WHAT THE TASK REQUIRES ::
Transcribe the data that follows precisely, omitting nothing.

(Collection entries)
====================

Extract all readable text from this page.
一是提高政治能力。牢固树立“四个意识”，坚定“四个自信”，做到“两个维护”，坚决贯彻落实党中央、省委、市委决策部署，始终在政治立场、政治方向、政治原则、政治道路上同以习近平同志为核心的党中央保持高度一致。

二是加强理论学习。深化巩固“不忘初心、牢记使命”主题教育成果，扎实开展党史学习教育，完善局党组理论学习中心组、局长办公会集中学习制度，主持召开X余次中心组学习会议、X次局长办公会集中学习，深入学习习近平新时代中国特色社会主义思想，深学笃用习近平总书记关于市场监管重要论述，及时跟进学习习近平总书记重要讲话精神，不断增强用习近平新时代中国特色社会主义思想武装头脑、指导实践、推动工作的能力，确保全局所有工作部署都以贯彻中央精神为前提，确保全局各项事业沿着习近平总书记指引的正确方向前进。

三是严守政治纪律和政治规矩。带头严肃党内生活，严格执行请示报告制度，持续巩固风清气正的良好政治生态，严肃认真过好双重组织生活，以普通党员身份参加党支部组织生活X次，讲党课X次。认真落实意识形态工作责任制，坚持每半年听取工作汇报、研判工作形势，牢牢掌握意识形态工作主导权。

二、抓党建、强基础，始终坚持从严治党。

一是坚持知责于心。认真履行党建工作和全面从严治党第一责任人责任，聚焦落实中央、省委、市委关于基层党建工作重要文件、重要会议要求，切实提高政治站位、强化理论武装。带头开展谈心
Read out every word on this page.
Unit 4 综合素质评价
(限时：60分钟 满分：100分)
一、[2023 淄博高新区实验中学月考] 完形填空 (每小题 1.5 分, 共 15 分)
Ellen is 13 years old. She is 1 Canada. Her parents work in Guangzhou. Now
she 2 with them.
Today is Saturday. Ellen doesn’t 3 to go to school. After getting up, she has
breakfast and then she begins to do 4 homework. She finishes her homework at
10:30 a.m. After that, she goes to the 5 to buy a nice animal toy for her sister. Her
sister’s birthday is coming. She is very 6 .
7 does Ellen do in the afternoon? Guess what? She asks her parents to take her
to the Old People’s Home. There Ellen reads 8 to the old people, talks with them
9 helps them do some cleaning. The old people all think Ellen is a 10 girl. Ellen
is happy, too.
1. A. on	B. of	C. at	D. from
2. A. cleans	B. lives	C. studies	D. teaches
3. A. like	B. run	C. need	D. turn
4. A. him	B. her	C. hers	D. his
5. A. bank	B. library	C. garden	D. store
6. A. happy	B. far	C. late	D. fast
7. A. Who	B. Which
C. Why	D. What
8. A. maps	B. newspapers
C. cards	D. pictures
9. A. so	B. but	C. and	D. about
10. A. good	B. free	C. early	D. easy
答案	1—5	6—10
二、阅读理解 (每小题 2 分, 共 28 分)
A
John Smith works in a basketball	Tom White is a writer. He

====================

PROBLEM SOLUTION ::
Extract all readable text from this page.
一是提高政治能力。牢固树立“四个意识”，坚定“四个自信”，做到“两个维护”，坚决贯彻落实党中央、省委、市委决策部署，始终在政治立场、政治方向、政治原则、政治道路上同以习近平同志为核心的党中央保持高度一致。

二是加强理论学习。深化巩固“不忘初心、牢记使命”主题教育成果，扎实开展党史学习教育，完善局党组理论学习中心组、局长办公会集中学习制度，主持召开X余次中心组学习会议、X次局长办公会集中学习，深入学习习近平新时代中国特色社会主义思想，深学笃用习近平总书记关于市场监管重要论述，及时跟进学习习近平总书记重要讲话精神，不断增强用习近平新时代中国特色社会主义思想武装头脑、指导实践、推动工作的能力，确保全局所有工作部署都以贯彻中央精神为前提，确保全局各项事业沿着习近平总书记指引的正确方向前进。

三是严守政治纪律和政治规矩。带头严肃党内生活，严格执行请示报告制度，持续巩固风清气正的良好政治生态，严肃认真过好双重组织生活，以普通党员身份参加党支部组织生活X次，讲党课X次。认真落实意识形态工作责任制，坚持每半年听取工作汇报、研判工作形势，牢牢掌握意识形态工作主导权。

二、抓党建、强基础，始终坚持从严治党。

一是坚持知责于心。认真履行党建工作和全面从严治党第一责任人责任，聚焦落实中央、省委、市委关于基层党建工作重要文件、重要会议要求，切实提高政治站位、强化理论武装。带头开展谈心
Read out every word on this page.
Unit 4 综合素质评价
(限时：60分钟 满分：100分)
一、[2023 淄博高新区实验中学月考] 完形填空 (每小题 1.5 分, 共 15 分)
Ellen is 13 years old. She is 1 Canada. Her parents work in Guangzhou. Now
she 2 with them.
Today is Saturday. Ellen doesn’t 3 to go to school. After getting up, she has
breakfast and then she begins to do 4 homework. She finishes her homework at
10:30 a.m. After that, she goes to the 5 to buy a nice animal toy for her sister. Her
sister’s birthday is coming. She is very 6 .
7 does Ellen do in the afternoon? Guess what? She asks her parents to take her
to the Old People’s Home. There Ellen reads 8 to the old people, talks with them
9 helps them do some cleaning. The old people all think Ellen is a 10 girl. Ellen
is happy, too.
1. A. on	B. of	C. at	D. from
2. A. cleans	B. lives	C. studies	D. teaches
3. A. like	B. run	C. need	D. turn
4. A. him	B. her	C. hers	D. his
5. A. bank	B. library	C. garden	D. store
6. A. happy	B. far	C. late	D. fast
7. A. Who	B. Which
C. Why	D. What
8. A. maps	B. newspapers
C. cards	D. pictures
9. A. so	B. but	C. and	D. about
10. A. good	B. free	C. early	D. easy
答案	1—5	6—10
二、阅读理解 (每小题 2 分, 共 28 分)
A
John Smith works in a basketball	Tom White is a writer. He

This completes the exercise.